● **EXERCISE AIM**
Scan the records for the line containing "Read out every word on this page."; extract it and all later lines, verbatim, through the end, and nothing before it.

Stored records

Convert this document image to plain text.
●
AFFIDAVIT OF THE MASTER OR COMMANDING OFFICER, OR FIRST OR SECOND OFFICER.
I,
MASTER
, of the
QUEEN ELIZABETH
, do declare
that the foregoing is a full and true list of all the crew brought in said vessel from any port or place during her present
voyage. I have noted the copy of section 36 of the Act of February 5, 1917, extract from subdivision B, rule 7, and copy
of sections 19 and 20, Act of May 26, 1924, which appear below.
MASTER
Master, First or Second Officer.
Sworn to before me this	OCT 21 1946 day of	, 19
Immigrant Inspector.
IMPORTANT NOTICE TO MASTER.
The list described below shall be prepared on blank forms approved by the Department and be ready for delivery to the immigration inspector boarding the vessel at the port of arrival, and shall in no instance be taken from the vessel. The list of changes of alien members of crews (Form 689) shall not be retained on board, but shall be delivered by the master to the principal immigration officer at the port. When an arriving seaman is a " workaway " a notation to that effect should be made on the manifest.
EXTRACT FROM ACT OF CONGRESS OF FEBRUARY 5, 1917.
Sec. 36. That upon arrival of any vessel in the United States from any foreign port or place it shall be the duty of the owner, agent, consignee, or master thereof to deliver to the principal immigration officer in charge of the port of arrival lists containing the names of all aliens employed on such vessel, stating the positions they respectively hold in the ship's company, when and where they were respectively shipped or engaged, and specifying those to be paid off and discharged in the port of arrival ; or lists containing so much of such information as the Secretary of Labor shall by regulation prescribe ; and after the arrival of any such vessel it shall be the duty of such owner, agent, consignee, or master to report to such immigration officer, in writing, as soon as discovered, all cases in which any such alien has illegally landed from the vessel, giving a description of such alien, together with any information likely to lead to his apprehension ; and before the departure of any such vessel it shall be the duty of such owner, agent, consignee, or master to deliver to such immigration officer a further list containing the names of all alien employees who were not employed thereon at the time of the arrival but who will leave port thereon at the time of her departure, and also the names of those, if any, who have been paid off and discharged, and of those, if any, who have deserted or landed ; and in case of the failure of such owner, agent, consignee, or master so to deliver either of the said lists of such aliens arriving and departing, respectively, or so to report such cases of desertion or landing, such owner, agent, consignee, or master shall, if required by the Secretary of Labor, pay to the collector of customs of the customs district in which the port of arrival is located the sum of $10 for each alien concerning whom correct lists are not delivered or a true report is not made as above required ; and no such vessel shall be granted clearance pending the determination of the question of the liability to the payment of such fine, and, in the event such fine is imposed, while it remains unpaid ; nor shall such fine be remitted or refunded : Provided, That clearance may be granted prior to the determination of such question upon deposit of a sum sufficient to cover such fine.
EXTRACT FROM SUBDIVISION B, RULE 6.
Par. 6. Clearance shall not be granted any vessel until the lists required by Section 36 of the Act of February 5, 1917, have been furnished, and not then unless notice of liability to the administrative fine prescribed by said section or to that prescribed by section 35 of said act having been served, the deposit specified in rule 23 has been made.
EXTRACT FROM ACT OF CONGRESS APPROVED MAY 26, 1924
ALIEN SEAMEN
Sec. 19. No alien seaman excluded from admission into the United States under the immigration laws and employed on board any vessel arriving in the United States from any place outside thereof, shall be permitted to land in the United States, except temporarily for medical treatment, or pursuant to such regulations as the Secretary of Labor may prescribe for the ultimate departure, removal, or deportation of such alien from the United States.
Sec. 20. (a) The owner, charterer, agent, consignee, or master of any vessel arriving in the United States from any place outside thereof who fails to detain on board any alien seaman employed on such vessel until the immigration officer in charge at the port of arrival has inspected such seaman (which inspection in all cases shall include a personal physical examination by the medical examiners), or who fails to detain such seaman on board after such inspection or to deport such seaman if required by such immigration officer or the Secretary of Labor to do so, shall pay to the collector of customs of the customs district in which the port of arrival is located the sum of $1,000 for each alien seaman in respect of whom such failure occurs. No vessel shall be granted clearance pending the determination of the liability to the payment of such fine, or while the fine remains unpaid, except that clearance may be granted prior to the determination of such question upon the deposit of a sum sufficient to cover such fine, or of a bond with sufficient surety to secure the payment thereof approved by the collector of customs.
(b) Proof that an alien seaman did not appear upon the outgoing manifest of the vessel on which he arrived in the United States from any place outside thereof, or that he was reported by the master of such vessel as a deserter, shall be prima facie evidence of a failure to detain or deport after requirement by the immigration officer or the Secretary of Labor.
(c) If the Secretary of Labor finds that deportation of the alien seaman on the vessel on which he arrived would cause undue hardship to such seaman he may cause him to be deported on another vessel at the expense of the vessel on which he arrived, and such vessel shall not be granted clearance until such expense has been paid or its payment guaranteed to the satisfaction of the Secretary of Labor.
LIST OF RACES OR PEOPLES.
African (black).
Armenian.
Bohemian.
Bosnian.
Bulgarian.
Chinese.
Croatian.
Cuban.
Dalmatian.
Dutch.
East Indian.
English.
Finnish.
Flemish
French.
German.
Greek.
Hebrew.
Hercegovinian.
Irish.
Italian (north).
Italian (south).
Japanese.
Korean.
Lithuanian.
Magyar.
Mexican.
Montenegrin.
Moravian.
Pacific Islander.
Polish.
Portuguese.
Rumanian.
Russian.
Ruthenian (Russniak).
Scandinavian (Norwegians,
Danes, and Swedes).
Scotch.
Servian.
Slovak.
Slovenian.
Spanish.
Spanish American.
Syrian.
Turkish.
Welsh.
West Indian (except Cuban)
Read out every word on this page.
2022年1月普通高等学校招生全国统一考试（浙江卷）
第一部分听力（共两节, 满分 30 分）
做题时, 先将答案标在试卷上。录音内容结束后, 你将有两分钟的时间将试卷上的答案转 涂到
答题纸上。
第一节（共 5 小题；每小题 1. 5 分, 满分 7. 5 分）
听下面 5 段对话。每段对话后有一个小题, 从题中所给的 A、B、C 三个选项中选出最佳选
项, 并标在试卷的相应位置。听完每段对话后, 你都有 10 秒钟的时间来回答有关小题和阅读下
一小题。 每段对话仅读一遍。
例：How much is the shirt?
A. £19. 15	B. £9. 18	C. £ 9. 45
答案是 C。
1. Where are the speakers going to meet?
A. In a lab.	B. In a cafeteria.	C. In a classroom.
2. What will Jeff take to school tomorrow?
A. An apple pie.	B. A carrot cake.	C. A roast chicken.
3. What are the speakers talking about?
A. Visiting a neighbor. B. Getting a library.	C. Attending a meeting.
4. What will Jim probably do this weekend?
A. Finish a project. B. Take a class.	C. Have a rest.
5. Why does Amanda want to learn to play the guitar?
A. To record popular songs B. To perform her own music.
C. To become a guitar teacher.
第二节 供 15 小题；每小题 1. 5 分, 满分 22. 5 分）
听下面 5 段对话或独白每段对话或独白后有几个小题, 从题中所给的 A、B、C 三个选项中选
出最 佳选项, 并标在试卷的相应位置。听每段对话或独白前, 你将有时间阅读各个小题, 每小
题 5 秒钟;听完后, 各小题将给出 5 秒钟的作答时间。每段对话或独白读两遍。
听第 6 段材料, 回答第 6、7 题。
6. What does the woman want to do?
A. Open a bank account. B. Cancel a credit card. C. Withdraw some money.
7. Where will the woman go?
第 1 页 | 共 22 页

● **WORKED ANSWER**
Read out every word on this page.
2022年1月普通高等学校招生全国统一考试（浙江卷）
第一部分听力（共两节, 满分 30 分）
做题时, 先将答案标在试卷上。录音内容结束后, 你将有两分钟的时间将试卷上的答案转 涂到
答题纸上。
第一节（共 5 小题；每小题 1. 5 分, 满分 7. 5 分）
听下面 5 段对话。每段对话后有一个小题, 从题中所给的 A、B、C 三个选项中选出最佳选
项, 并标在试卷的相应位置。听完每段对话后, 你都有 10 秒钟的时间来回答有关小题和阅读下
一小题。 每段对话仅读一遍。
例：How much is the shirt?
A. £19. 15	B. £9. 18	C. £ 9. 45
答案是 C。
1. Where are the speakers going to meet?
A. In a lab.	B. In a cafeteria.	C. In a classroom.
2. What will Jeff take to school tomorrow?
A. An apple pie.	B. A carrot cake.	C. A roast chicken.
3. What are the speakers talking about?
A. Visiting a neighbor. B. Getting a library.	C. Attending a meeting.
4. What will Jim probably do this weekend?
A. Finish a project. B. Take a class.	C. Have a rest.
5. Why does Amanda want to learn to play the guitar?
A. To record popular songs B. To perform her own music.
C. To become a guitar teacher.
第二节 供 15 小题；每小题 1. 5 分, 满分 22. 5 分）
听下面 5 段对话或独白每段对话或独白后有几个小题, 从题中所给的 A、B、C 三个选项中选
出最 佳选项, 并标在试卷的相应位置。听每段对话或独白前, 你将有时间阅读各个小题, 每小
题 5 秒钟;听完后, 各小题将给出 5 秒钟的作答时间。每段对话或独白读两遍。
听第 6 段材料, 回答第 6、7 题。
6. What does the woman want to do?
A. Open a bank account. B. Cancel a credit card. C. Withdraw some money.
7. Where will the woman go?
第 1 页 | 共 22 页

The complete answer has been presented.